#### [Stored items]

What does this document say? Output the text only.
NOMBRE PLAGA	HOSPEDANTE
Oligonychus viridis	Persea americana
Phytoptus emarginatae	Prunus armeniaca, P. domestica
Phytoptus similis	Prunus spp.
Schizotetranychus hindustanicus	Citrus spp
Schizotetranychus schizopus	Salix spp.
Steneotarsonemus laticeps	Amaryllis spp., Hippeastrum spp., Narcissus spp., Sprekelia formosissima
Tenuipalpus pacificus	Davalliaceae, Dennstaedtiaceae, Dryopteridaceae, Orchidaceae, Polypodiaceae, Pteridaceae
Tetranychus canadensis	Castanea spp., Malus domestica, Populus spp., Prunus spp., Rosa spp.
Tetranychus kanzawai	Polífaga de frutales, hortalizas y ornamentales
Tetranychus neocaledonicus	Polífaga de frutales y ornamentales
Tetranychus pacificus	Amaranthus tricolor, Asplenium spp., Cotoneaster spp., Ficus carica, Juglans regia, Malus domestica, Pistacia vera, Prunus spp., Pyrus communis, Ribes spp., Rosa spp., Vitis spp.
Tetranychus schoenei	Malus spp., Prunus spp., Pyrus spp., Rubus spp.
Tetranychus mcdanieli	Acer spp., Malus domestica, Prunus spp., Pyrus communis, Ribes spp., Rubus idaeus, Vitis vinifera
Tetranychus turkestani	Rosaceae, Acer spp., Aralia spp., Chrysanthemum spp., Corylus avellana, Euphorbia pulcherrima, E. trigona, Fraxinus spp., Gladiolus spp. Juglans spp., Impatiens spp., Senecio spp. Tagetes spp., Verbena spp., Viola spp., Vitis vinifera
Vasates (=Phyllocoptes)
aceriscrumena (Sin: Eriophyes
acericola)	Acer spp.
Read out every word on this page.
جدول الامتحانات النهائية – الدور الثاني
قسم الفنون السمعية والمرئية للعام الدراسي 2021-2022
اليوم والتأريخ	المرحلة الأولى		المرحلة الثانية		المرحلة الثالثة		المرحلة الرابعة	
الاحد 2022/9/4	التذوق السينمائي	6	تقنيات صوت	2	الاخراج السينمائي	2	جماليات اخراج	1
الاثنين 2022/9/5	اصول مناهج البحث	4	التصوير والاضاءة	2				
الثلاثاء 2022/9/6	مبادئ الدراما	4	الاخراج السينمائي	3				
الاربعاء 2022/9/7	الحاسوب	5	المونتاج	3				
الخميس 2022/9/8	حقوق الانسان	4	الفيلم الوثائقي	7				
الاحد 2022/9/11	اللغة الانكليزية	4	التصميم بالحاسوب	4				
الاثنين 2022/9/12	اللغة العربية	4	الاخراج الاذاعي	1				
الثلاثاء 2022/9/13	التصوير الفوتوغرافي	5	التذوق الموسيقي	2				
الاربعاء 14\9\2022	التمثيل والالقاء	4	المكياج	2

#### [THE PROBLEM]
Return every line from the records above that holds the word "الثلاثاء".

#### [OUTPUT]
الثلاثاء 2022/9/6	مبادئ الدراما	4	الاخراج السينمائي	3				
الثلاثاء 2022/9/13	التصوير الفوتوغرافي	5	التذوق الموسيقي	2				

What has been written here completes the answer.